(Dataset records on visual material)
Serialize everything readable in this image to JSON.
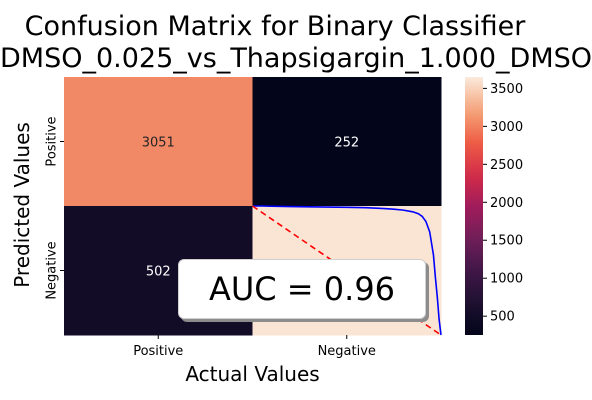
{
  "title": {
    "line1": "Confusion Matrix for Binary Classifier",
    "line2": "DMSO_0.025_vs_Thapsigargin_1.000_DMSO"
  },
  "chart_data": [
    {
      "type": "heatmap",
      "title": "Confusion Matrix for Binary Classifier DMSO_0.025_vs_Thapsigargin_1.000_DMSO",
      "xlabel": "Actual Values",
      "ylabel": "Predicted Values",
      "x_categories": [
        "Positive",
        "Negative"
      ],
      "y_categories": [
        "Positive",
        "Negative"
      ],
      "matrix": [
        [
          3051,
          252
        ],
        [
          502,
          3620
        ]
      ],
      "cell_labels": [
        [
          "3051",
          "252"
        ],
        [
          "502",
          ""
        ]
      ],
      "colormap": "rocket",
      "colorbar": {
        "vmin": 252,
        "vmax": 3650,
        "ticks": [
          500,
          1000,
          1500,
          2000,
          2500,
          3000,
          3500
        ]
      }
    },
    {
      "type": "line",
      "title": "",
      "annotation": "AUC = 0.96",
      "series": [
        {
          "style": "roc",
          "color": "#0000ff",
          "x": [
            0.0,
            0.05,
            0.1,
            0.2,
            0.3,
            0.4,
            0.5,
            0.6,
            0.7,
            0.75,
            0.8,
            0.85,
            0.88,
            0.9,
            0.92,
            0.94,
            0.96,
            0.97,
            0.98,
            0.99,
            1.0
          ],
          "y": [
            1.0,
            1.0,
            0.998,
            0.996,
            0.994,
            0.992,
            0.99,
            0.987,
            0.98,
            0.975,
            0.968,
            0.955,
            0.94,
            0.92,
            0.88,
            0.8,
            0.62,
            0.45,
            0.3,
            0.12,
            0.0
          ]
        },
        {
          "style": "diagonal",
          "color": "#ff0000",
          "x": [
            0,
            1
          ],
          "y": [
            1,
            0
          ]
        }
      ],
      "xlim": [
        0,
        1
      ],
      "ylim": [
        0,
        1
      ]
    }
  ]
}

# Exercise goal
Repeat everything in the records precisely. Images are excluded from the copy.

# Result
Serialize everything readable in this image to JSON.
{
  "title": {
    "line1": "Confusion Matrix for Binary Classifier",
    "line2": "DMSO_0.025_vs_Thapsigargin_1.000_DMSO"
  },
  "chart_data": [
    {
      "type": "heatmap",
      "title": "Confusion Matrix for Binary Classifier DMSO_0.025_vs_Thapsigargin_1.000_DMSO",
      "xlabel": "Actual Values",
      "ylabel": "Predicted Values",
      "x_categories": [
        "Positive",
        "Negative"
      ],
      "y_categories": [
        "Positive",
        "Negative"
      ],
      "matrix": [
        [
          3051,
          252
        ],
        [
          502,
          3620
        ]
      ],
      "cell_labels": [
        [
          "3051",
          "252"
        ],
        [
          "502",
          ""
        ]
      ],
      "colormap": "rocket",
      "colorbar": {
        "vmin": 252,
        "vmax": 3650,
        "ticks": [
          500,
          1000,
          1500,
          2000,
          2500,
          3000,
          3500
        ]
      }
    },
    {
      "type": "line",
      "title": "",
      "annotation": "AUC = 0.96",
      "series": [
        {
          "style": "roc",
          "color": "#0000ff",
          "x": [
            0.0,
            0.05,
            0.1,
            0.2,
            0.3,
            0.4,
            0.5,
            0.6,
            0.7,
            0.75,
            0.8,
            0.85,
            0.88,
            0.9,
            0.92,
            0.94,
            0.96,
            0.97,
            0.98,
            0.99,
            1.0
          ],
          "y": [
            1.0,
            1.0,
            0.998,
            0.996,
            0.994,
            0.992,
            0.99,
            0.987,
            0.98,
            0.975,
            0.968,
            0.955,
            0.94,
            0.92,
            0.88,
            0.8,
            0.62,
            0.45,
            0.3,
            0.12,
            0.0
          ]
        },
        {
          "style": "diagonal",
          "color": "#ff0000",
          "x": [
            0,
            1
          ],
          "y": [
            1,
            0
          ]
        }
      ],
      "xlim": [
        0,
        1
      ],
      "ylim": [
        0,
        1
      ]
    }
  ]
}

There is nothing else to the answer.